# [TASK BRIEF]
Each line below must be set down exactly; omit any image you find.

# [DATASET ENTRIES]
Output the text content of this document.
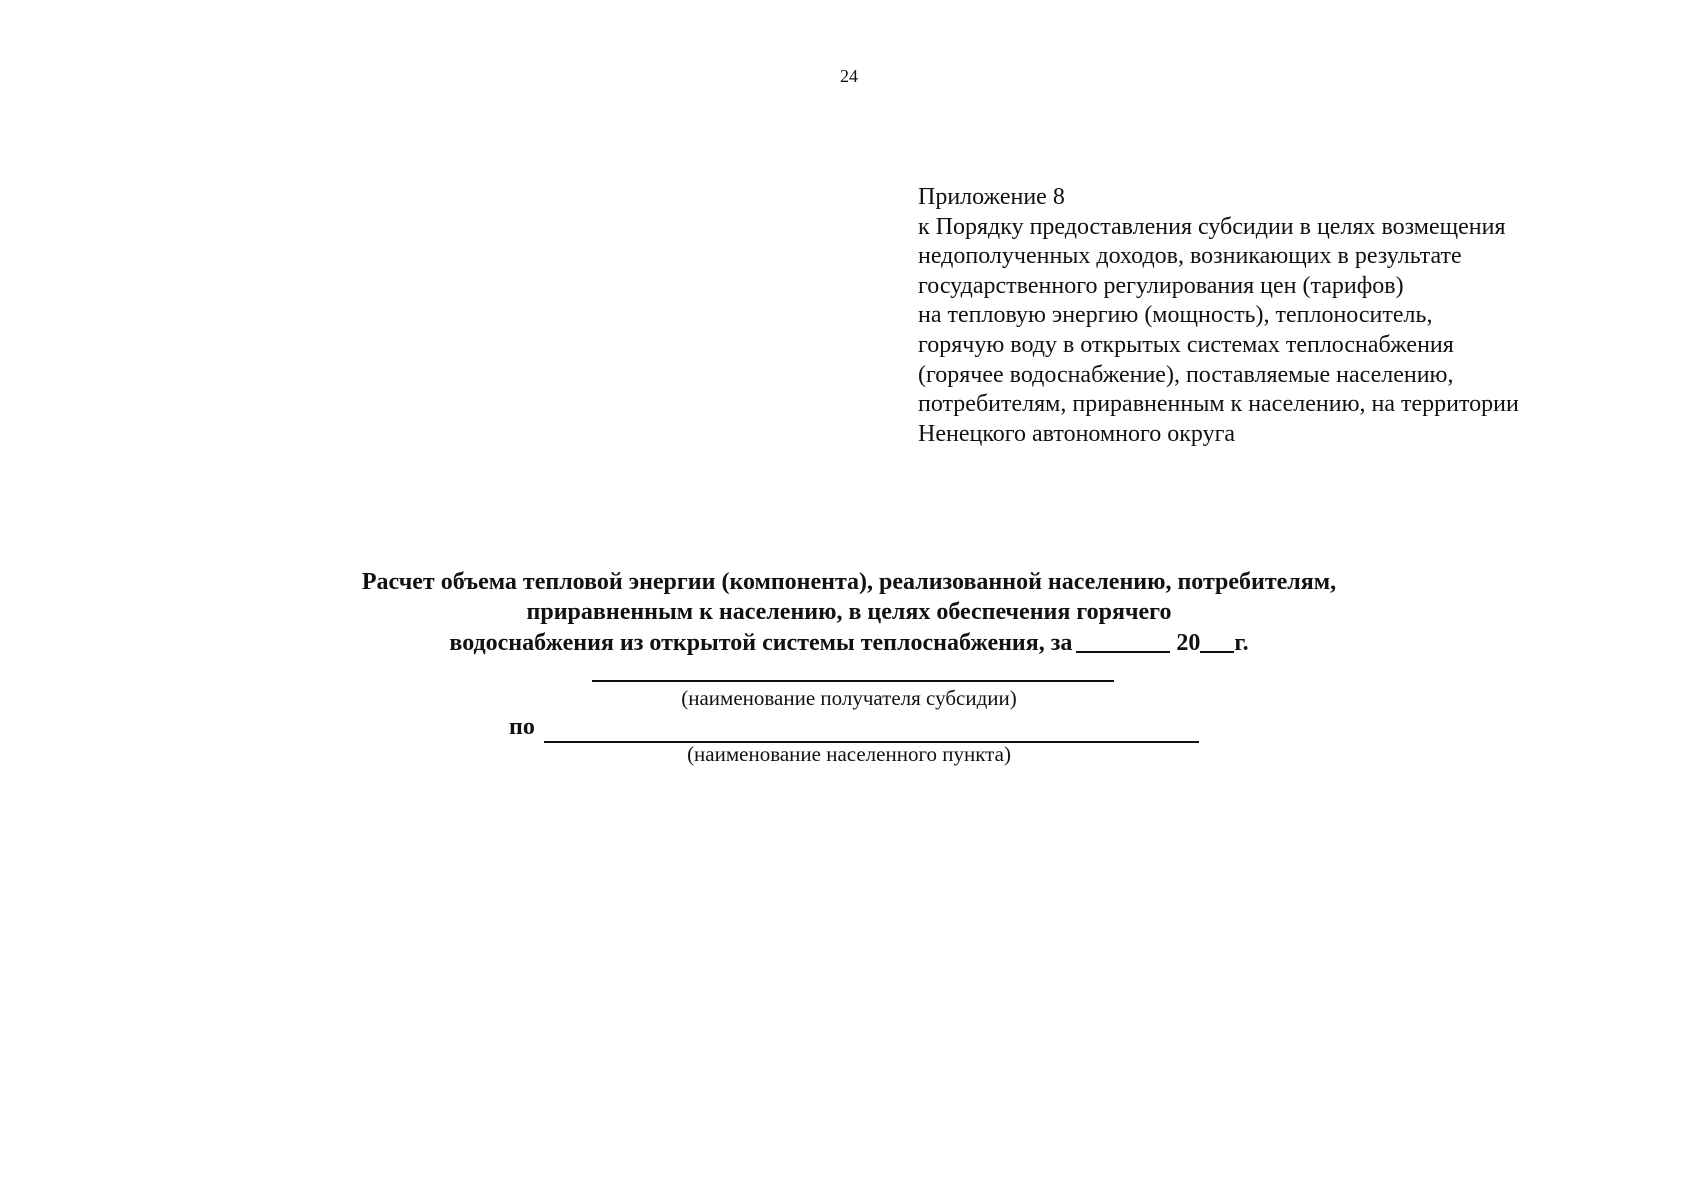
24
Приложение 8
к Порядку предоставления субсидии в целях возмещения
недополученных доходов, возникающих в результате
государственного регулирования цен (тарифов)
на тепловую энергию (мощность), теплоноситель,
горячую воду в открытых системах теплоснабжения
(горячее водоснабжение), поставляемые населению,
потребителям, приравненным к населению, на территории
Ненецкого автономного округа
Расчет объема тепловой энергии (компонента), реализованной населению, потребителям,
приравненным к населению, в целях обеспечения горячего
водоснабжения из открытой системы теплоснабжения, за	20 г.
(наименование получателя субсидии)
по
(наименование населенного пункта)
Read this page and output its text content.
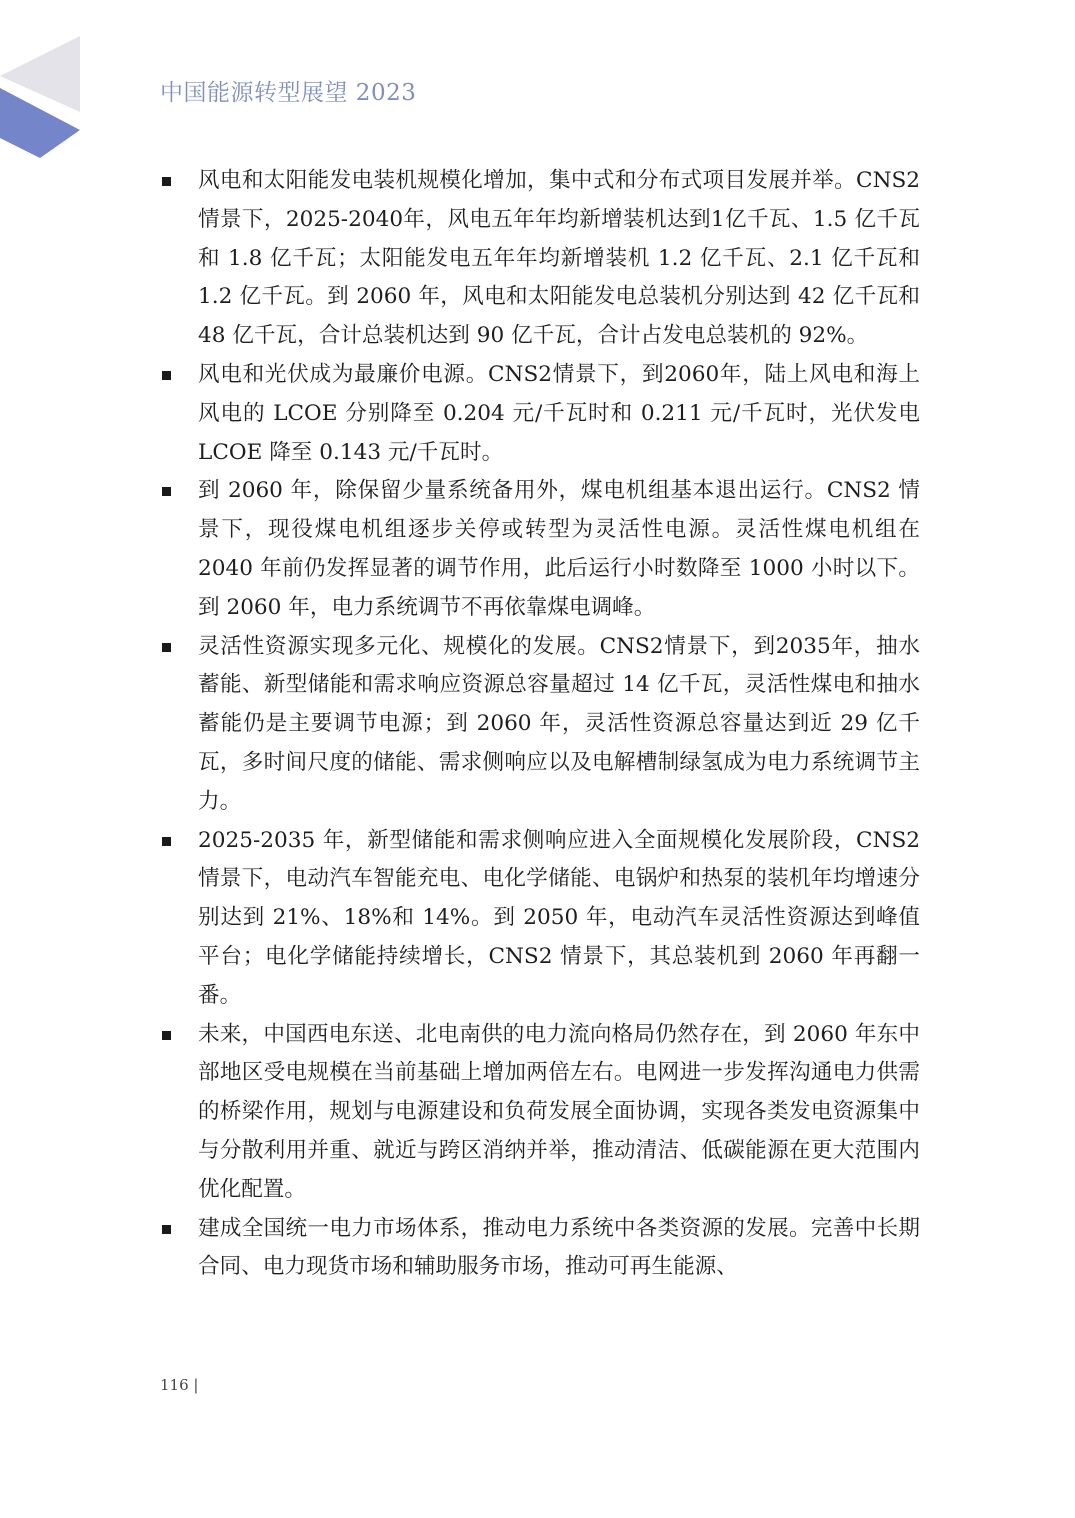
中国能源转型展望 2023
风电和太阳能发电装机规模化增加，集中式和分布式项目发展并举。CNS2情景下，2025-2040年，风电五年年均新增装机达到1亿千瓦、1.5 亿千瓦和 1.8 亿千瓦；太阳能发电五年年均新增装机 1.2 亿千瓦、2.1 亿千瓦和 1.2 亿千瓦。到 2060 年，风电和太阳能发电总装机分别达到 42 亿千瓦和 48 亿千瓦，合计总装机达到 90 亿千瓦，合计占发电总装机的 92%。
风电和光伏成为最廉价电源。CNS2情景下，到2060年，陆上风电和海上风电的 LCOE 分别降至 0.204 元/千瓦时和 0.211 元/千瓦时，光伏发电 LCOE 降至 0.143 元/千瓦时。
到 2060 年，除保留少量系统备用外，煤电机组基本退出运行。CNS2 情景下，现役煤电机组逐步关停或转型为灵活性电源。灵活性煤电机组在 2040 年前仍发挥显著的调节作用，此后运行小时数降至 1000 小时以下。到 2060 年，电力系统调节不再依靠煤电调峰。
灵活性资源实现多元化、规模化的发展。CNS2情景下，到2035年，抽水蓄能、新型储能和需求响应资源总容量超过 14 亿千瓦，灵活性煤电和抽水蓄能仍是主要调节电源；到 2060 年，灵活性资源总容量达到近 29 亿千瓦，多时间尺度的储能、需求侧响应以及电解槽制绿氢成为电力系统调节主力。
2025-2035 年，新型储能和需求侧响应进入全面规模化发展阶段，CNS2 情景下，电动汽车智能充电、电化学储能、电锅炉和热泵的装机年均增速分别达到 21%、18%和 14%。到 2050 年，电动汽车灵活性资源达到峰值平台；电化学储能持续增长，CNS2 情景下，其总装机到 2060 年再翻一番。
未来，中国西电东送、北电南供的电力流向格局仍然存在，到 2060 年东中部地区受电规模在当前基础上增加两倍左右。电网进一步发挥沟通电力供需的桥梁作用，规划与电源建设和负荷发展全面协调，实现各类发电资源集中与分散利用并重、就近与跨区消纳并举，推动清洁、低碳能源在更大范围内优化配置。
建成全国统一电力市场体系，推动电力系统中各类资源的发展。完善中长期合同、电力现货市场和辅助服务市场，推动可再生能源、
116 |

# [SOLUTION FOR THIS EXERCISE]
Output the text content of this document.
24
Приложение 8
к Порядку предоставления субсидии в целях возмещения
недополученных доходов, возникающих в результате
государственного регулирования цен (тарифов)
на тепловую энергию (мощность), теплоноситель,
горячую воду в открытых системах теплоснабжения
(горячее водоснабжение), поставляемые населению,
потребителям, приравненным к населению, на территории
Ненецкого автономного округа
Расчет объема тепловой энергии (компонента), реализованной населению, потребителям,
приравненным к населению, в целях обеспечения горячего
водоснабжения из открытой системы теплоснабжения, за	20 г.
(наименование получателя субсидии)
по
(наименование населенного пункта)
Read this page and output its text content.
中国能源转型展望 2023
风电和太阳能发电装机规模化增加，集中式和分布式项目发展并举。CNS2情景下，2025-2040年，风电五年年均新增装机达到1亿千瓦、1.5 亿千瓦和 1.8 亿千瓦；太阳能发电五年年均新增装机 1.2 亿千瓦、2.1 亿千瓦和 1.2 亿千瓦。到 2060 年，风电和太阳能发电总装机分别达到 42 亿千瓦和 48 亿千瓦，合计总装机达到 90 亿千瓦，合计占发电总装机的 92%。
风电和光伏成为最廉价电源。CNS2情景下，到2060年，陆上风电和海上风电的 LCOE 分别降至 0.204 元/千瓦时和 0.211 元/千瓦时，光伏发电 LCOE 降至 0.143 元/千瓦时。
到 2060 年，除保留少量系统备用外，煤电机组基本退出运行。CNS2 情景下，现役煤电机组逐步关停或转型为灵活性电源。灵活性煤电机组在 2040 年前仍发挥显著的调节作用，此后运行小时数降至 1000 小时以下。到 2060 年，电力系统调节不再依靠煤电调峰。
灵活性资源实现多元化、规模化的发展。CNS2情景下，到2035年，抽水蓄能、新型储能和需求响应资源总容量超过 14 亿千瓦，灵活性煤电和抽水蓄能仍是主要调节电源；到 2060 年，灵活性资源总容量达到近 29 亿千瓦，多时间尺度的储能、需求侧响应以及电解槽制绿氢成为电力系统调节主力。
2025-2035 年，新型储能和需求侧响应进入全面规模化发展阶段，CNS2 情景下，电动汽车智能充电、电化学储能、电锅炉和热泵的装机年均增速分别达到 21%、18%和 14%。到 2050 年，电动汽车灵活性资源达到峰值平台；电化学储能持续增长，CNS2 情景下，其总装机到 2060 年再翻一番。
未来，中国西电东送、北电南供的电力流向格局仍然存在，到 2060 年东中部地区受电规模在当前基础上增加两倍左右。电网进一步发挥沟通电力供需的桥梁作用，规划与电源建设和负荷发展全面协调，实现各类发电资源集中与分散利用并重、就近与跨区消纳并举，推动清洁、低碳能源在更大范围内优化配置。
建成全国统一电力市场体系，推动电力系统中各类资源的发展。完善中长期合同、电力现货市场和辅助服务市场，推动可再生能源、
116 |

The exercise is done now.